= Stated goal =
Reproduce the records below in full and without edits, omitting images.

= Records for this exercise =

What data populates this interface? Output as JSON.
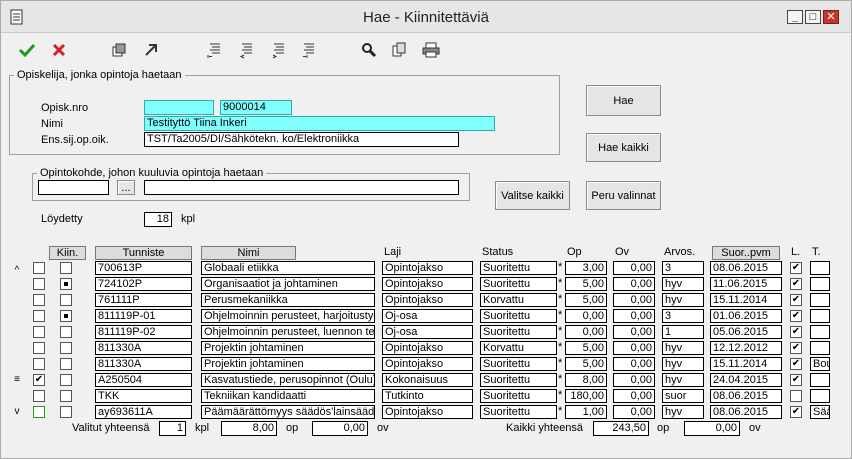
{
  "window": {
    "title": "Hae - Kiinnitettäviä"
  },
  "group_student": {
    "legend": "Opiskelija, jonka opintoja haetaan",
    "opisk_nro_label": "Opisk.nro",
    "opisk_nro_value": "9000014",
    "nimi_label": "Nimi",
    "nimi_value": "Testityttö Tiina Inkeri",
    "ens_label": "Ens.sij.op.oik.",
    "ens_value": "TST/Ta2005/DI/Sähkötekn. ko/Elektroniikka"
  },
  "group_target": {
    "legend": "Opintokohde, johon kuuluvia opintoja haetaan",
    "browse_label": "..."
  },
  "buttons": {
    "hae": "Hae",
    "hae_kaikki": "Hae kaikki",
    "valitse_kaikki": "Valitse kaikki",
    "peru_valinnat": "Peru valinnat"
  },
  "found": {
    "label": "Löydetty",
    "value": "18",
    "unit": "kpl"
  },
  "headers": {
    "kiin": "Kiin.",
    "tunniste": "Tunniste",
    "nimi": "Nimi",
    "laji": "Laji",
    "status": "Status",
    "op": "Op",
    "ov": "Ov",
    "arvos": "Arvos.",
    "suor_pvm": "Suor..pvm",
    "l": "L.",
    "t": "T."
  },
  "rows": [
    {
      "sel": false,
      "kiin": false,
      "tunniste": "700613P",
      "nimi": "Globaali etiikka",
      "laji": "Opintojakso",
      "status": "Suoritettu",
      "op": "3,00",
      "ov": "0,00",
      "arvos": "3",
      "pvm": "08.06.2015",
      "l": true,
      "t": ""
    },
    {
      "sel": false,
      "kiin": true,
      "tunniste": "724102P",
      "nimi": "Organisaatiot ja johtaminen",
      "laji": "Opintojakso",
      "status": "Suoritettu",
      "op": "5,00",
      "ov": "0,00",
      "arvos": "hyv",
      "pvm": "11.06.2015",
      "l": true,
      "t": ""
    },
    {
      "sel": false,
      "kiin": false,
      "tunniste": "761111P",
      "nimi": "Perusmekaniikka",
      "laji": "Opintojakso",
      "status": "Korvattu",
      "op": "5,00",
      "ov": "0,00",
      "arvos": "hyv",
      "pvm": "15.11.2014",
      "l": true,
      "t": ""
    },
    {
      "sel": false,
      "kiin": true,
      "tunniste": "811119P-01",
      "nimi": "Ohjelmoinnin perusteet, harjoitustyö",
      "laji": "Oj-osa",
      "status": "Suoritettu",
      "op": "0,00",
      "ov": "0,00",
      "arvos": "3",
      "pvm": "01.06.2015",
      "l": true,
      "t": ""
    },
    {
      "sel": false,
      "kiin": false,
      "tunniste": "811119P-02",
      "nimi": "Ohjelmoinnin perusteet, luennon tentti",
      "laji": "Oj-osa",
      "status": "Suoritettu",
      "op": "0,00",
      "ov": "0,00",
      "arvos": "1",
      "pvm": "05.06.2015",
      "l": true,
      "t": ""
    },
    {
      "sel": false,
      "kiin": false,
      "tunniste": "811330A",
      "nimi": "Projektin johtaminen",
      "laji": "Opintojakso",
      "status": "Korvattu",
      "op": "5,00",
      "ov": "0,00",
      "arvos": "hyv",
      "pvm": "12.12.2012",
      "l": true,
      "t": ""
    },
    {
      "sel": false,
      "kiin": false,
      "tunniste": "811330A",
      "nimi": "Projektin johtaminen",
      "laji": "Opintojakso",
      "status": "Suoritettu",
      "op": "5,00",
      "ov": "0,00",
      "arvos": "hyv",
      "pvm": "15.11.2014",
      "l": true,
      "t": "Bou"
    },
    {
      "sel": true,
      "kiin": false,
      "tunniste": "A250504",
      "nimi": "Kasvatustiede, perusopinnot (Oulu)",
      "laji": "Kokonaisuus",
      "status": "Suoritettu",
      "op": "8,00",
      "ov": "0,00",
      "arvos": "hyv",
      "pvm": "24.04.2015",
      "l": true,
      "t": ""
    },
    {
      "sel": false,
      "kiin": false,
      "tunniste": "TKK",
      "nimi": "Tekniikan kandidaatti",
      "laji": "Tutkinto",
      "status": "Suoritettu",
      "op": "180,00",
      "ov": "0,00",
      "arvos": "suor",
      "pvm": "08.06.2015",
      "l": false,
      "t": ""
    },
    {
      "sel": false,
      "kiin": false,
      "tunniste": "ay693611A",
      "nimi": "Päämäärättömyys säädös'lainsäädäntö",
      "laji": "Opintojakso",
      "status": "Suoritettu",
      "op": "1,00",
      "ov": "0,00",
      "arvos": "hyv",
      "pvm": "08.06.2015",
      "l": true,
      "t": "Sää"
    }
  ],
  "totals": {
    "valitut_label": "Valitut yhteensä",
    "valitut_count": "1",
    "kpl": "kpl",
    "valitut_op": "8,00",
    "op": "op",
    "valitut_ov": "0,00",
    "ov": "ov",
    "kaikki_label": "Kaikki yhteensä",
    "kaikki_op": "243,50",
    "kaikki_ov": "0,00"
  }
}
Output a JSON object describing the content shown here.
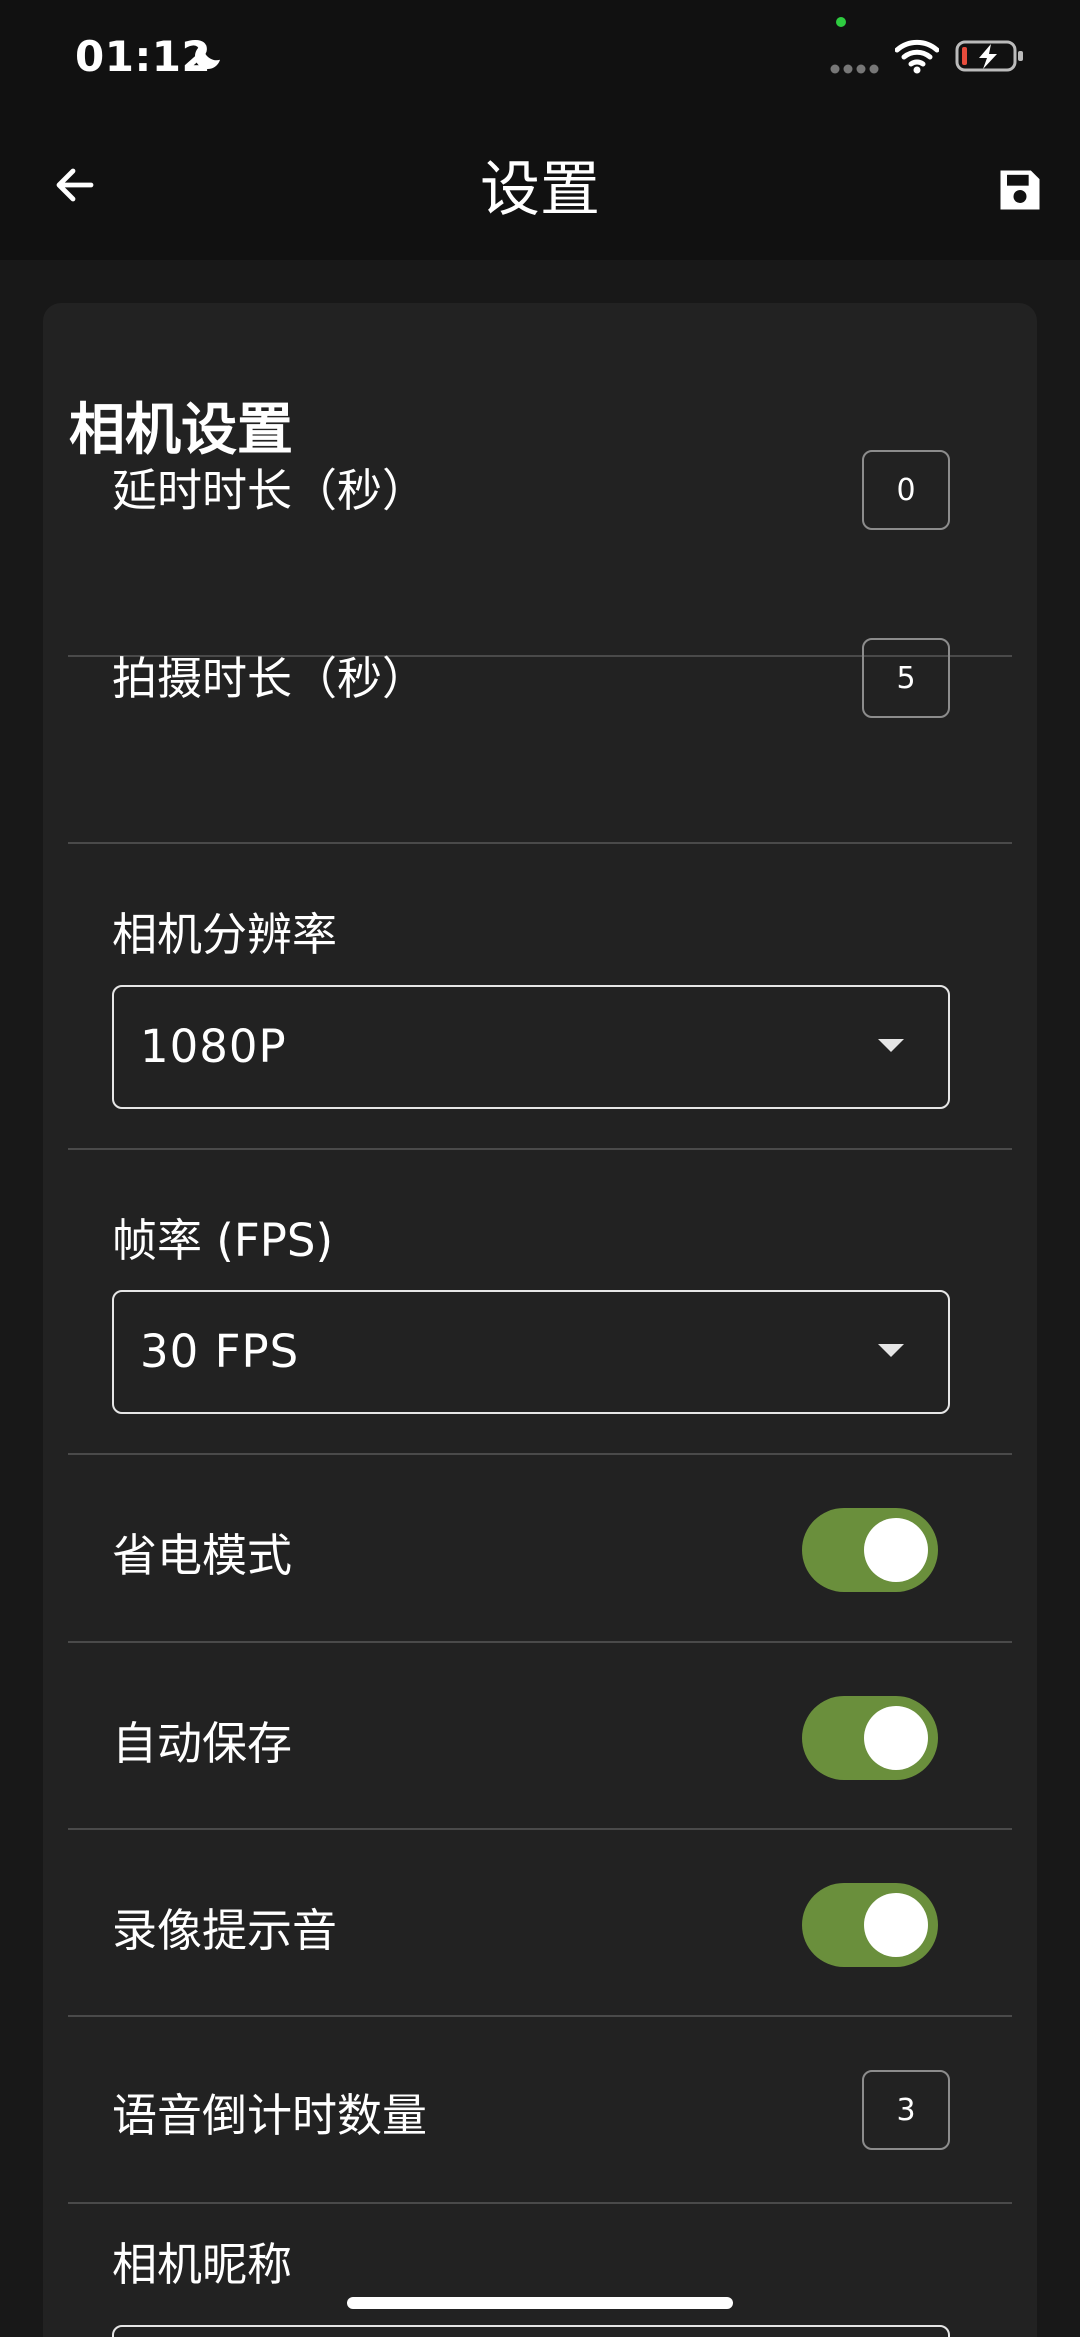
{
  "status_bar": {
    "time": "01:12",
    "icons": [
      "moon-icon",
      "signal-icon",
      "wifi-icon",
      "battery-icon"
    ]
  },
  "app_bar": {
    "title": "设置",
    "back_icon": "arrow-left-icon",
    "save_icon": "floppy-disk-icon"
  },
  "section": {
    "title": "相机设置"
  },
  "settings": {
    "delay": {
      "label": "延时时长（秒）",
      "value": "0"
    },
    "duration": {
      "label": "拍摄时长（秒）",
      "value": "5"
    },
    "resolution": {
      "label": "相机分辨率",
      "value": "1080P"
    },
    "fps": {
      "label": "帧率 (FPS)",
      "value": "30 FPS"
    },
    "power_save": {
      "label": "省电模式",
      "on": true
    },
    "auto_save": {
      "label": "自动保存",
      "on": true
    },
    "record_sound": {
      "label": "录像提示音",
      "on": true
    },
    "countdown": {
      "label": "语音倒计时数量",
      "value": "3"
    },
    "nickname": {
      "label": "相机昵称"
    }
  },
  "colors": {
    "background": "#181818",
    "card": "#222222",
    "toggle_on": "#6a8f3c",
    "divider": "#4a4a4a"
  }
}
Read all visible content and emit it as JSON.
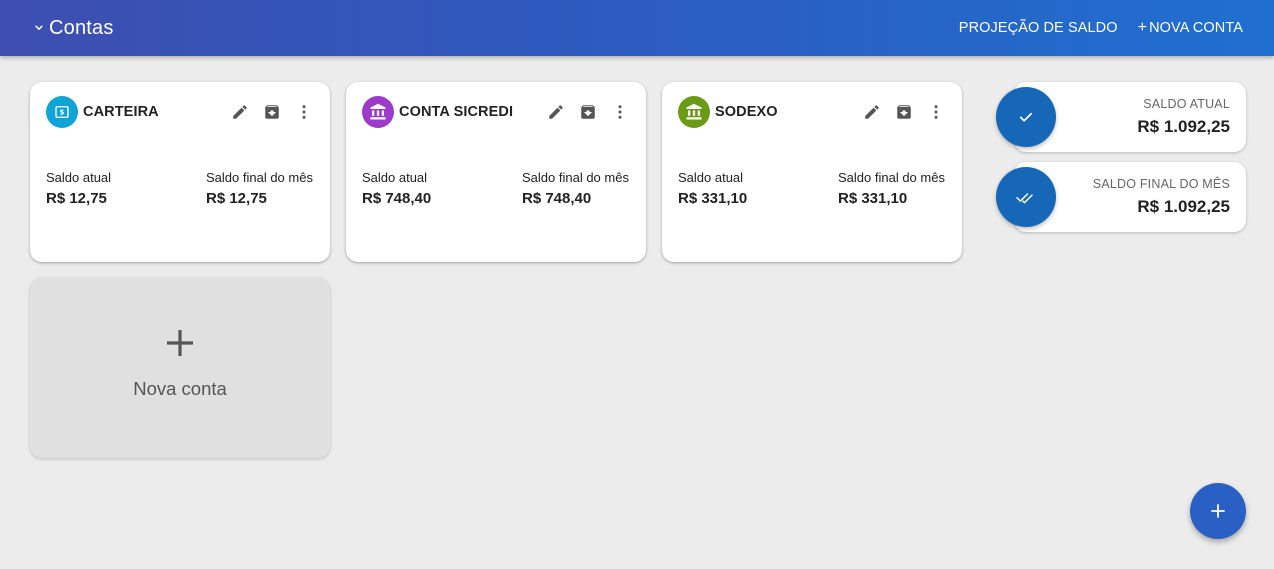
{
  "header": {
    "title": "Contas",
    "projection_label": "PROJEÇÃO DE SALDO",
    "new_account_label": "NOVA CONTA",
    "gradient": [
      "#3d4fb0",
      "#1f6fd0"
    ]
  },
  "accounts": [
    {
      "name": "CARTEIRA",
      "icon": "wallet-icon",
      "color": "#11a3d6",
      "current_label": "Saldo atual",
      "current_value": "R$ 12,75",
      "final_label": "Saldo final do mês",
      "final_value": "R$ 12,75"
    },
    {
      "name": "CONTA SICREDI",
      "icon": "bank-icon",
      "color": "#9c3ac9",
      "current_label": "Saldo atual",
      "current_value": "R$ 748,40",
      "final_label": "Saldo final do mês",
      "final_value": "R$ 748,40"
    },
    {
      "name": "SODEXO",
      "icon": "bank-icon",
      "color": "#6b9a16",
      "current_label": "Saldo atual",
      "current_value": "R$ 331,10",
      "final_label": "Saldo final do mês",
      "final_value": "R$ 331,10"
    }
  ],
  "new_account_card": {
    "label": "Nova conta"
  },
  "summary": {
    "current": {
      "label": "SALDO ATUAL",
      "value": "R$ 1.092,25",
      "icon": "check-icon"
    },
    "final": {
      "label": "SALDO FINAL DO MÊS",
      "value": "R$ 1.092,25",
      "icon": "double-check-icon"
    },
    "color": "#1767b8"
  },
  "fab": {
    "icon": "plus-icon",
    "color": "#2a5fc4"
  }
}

= Answer below =
What data populates this interface? Output as JSON.
{
  "window": {
    "title": "Hae - Kiinnitettäviä"
  },
  "group_student": {
    "legend": "Opiskelija, jonka opintoja haetaan",
    "opisk_nro_label": "Opisk.nro",
    "opisk_nro_value": "9000014",
    "nimi_label": "Nimi",
    "nimi_value": "Testityttö Tiina Inkeri",
    "ens_label": "Ens.sij.op.oik.",
    "ens_value": "TST/Ta2005/DI/Sähkötekn. ko/Elektroniikka"
  },
  "group_target": {
    "legend": "Opintokohde, johon kuuluvia opintoja haetaan",
    "browse_label": "..."
  },
  "buttons": {
    "hae": "Hae",
    "hae_kaikki": "Hae kaikki",
    "valitse_kaikki": "Valitse kaikki",
    "peru_valinnat": "Peru valinnat"
  },
  "found": {
    "label": "Löydetty",
    "value": "18",
    "unit": "kpl"
  },
  "headers": {
    "kiin": "Kiin.",
    "tunniste": "Tunniste",
    "nimi": "Nimi",
    "laji": "Laji",
    "status": "Status",
    "op": "Op",
    "ov": "Ov",
    "arvos": "Arvos.",
    "suor_pvm": "Suor..pvm",
    "l": "L.",
    "t": "T."
  },
  "rows": [
    {
      "sel": false,
      "kiin": false,
      "tunniste": "700613P",
      "nimi": "Globaali etiikka",
      "laji": "Opintojakso",
      "status": "Suoritettu",
      "op": "3,00",
      "ov": "0,00",
      "arvos": "3",
      "pvm": "08.06.2015",
      "l": true,
      "t": ""
    },
    {
      "sel": false,
      "kiin": true,
      "tunniste": "724102P",
      "nimi": "Organisaatiot ja johtaminen",
      "laji": "Opintojakso",
      "status": "Suoritettu",
      "op": "5,00",
      "ov": "0,00",
      "arvos": "hyv",
      "pvm": "11.06.2015",
      "l": true,
      "t": ""
    },
    {
      "sel": false,
      "kiin": false,
      "tunniste": "761111P",
      "nimi": "Perusmekaniikka",
      "laji": "Opintojakso",
      "status": "Korvattu",
      "op": "5,00",
      "ov": "0,00",
      "arvos": "hyv",
      "pvm": "15.11.2014",
      "l": true,
      "t": ""
    },
    {
      "sel": false,
      "kiin": true,
      "tunniste": "811119P-01",
      "nimi": "Ohjelmoinnin perusteet, harjoitustyö",
      "laji": "Oj-osa",
      "status": "Suoritettu",
      "op": "0,00",
      "ov": "0,00",
      "arvos": "3",
      "pvm": "01.06.2015",
      "l": true,
      "t": ""
    },
    {
      "sel": false,
      "kiin": false,
      "tunniste": "811119P-02",
      "nimi": "Ohjelmoinnin perusteet, luennon tentti",
      "laji": "Oj-osa",
      "status": "Suoritettu",
      "op": "0,00",
      "ov": "0,00",
      "arvos": "1",
      "pvm": "05.06.2015",
      "l": true,
      "t": ""
    },
    {
      "sel": false,
      "kiin": false,
      "tunniste": "811330A",
      "nimi": "Projektin johtaminen",
      "laji": "Opintojakso",
      "status": "Korvattu",
      "op": "5,00",
      "ov": "0,00",
      "arvos": "hyv",
      "pvm": "12.12.2012",
      "l": true,
      "t": ""
    },
    {
      "sel": false,
      "kiin": false,
      "tunniste": "811330A",
      "nimi": "Projektin johtaminen",
      "laji": "Opintojakso",
      "status": "Suoritettu",
      "op": "5,00",
      "ov": "0,00",
      "arvos": "hyv",
      "pvm": "15.11.2014",
      "l": true,
      "t": "Bou"
    },
    {
      "sel": true,
      "kiin": false,
      "tunniste": "A250504",
      "nimi": "Kasvatustiede, perusopinnot (Oulu)",
      "laji": "Kokonaisuus",
      "status": "Suoritettu",
      "op": "8,00",
      "ov": "0,00",
      "arvos": "hyv",
      "pvm": "24.04.2015",
      "l": true,
      "t": ""
    },
    {
      "sel": false,
      "kiin": false,
      "tunniste": "TKK",
      "nimi": "Tekniikan kandidaatti",
      "laji": "Tutkinto",
      "status": "Suoritettu",
      "op": "180,00",
      "ov": "0,00",
      "arvos": "suor",
      "pvm": "08.06.2015",
      "l": false,
      "t": ""
    },
    {
      "sel": false,
      "kiin": false,
      "tunniste": "ay693611A",
      "nimi": "Päämäärättömyys säädös'lainsäädäntö",
      "laji": "Opintojakso",
      "status": "Suoritettu",
      "op": "1,00",
      "ov": "0,00",
      "arvos": "hyv",
      "pvm": "08.06.2015",
      "l": true,
      "t": "Sää"
    }
  ],
  "totals": {
    "valitut_label": "Valitut yhteensä",
    "valitut_count": "1",
    "kpl": "kpl",
    "valitut_op": "8,00",
    "op": "op",
    "valitut_ov": "0,00",
    "ov": "ov",
    "kaikki_label": "Kaikki yhteensä",
    "kaikki_op": "243,50",
    "kaikki_ov": "0,00"
  }
}
Output a JSON object describing the content shown here.
{
  "status_bar": {
    "time": "01:12",
    "icons": [
      "moon-icon",
      "signal-icon",
      "wifi-icon",
      "battery-icon"
    ]
  },
  "app_bar": {
    "title": "设置",
    "back_icon": "arrow-left-icon",
    "save_icon": "floppy-disk-icon"
  },
  "section": {
    "title": "相机设置"
  },
  "settings": {
    "delay": {
      "label": "延时时长（秒）",
      "value": "0"
    },
    "duration": {
      "label": "拍摄时长（秒）",
      "value": "5"
    },
    "resolution": {
      "label": "相机分辨率",
      "value": "1080P"
    },
    "fps": {
      "label": "帧率 (FPS)",
      "value": "30 FPS"
    },
    "power_save": {
      "label": "省电模式",
      "on": true
    },
    "auto_save": {
      "label": "自动保存",
      "on": true
    },
    "record_sound": {
      "label": "录像提示音",
      "on": true
    },
    "countdown": {
      "label": "语音倒计时数量",
      "value": "3"
    },
    "nickname": {
      "label": "相机昵称"
    }
  },
  "colors": {
    "background": "#181818",
    "card": "#222222",
    "toggle_on": "#6a8f3c",
    "divider": "#4a4a4a"
  }
}
Read all visible content and emit it as JSON.
{
  "header": {
    "title": "Contas",
    "projection_label": "PROJEÇÃO DE SALDO",
    "new_account_label": "NOVA CONTA",
    "gradient": [
      "#3d4fb0",
      "#1f6fd0"
    ]
  },
  "accounts": [
    {
      "name": "CARTEIRA",
      "icon": "wallet-icon",
      "color": "#11a3d6",
      "current_label": "Saldo atual",
      "current_value": "R$ 12,75",
      "final_label": "Saldo final do mês",
      "final_value": "R$ 12,75"
    },
    {
      "name": "CONTA SICREDI",
      "icon": "bank-icon",
      "color": "#9c3ac9",
      "current_label": "Saldo atual",
      "current_value": "R$ 748,40",
      "final_label": "Saldo final do mês",
      "final_value": "R$ 748,40"
    },
    {
      "name": "SODEXO",
      "icon": "bank-icon",
      "color": "#6b9a16",
      "current_label": "Saldo atual",
      "current_value": "R$ 331,10",
      "final_label": "Saldo final do mês",
      "final_value": "R$ 331,10"
    }
  ],
  "new_account_card": {
    "label": "Nova conta"
  },
  "summary": {
    "current": {
      "label": "SALDO ATUAL",
      "value": "R$ 1.092,25",
      "icon": "check-icon"
    },
    "final": {
      "label": "SALDO FINAL DO MÊS",
      "value": "R$ 1.092,25",
      "icon": "double-check-icon"
    },
    "color": "#1767b8"
  },
  "fab": {
    "icon": "plus-icon",
    "color": "#2a5fc4"
  }
}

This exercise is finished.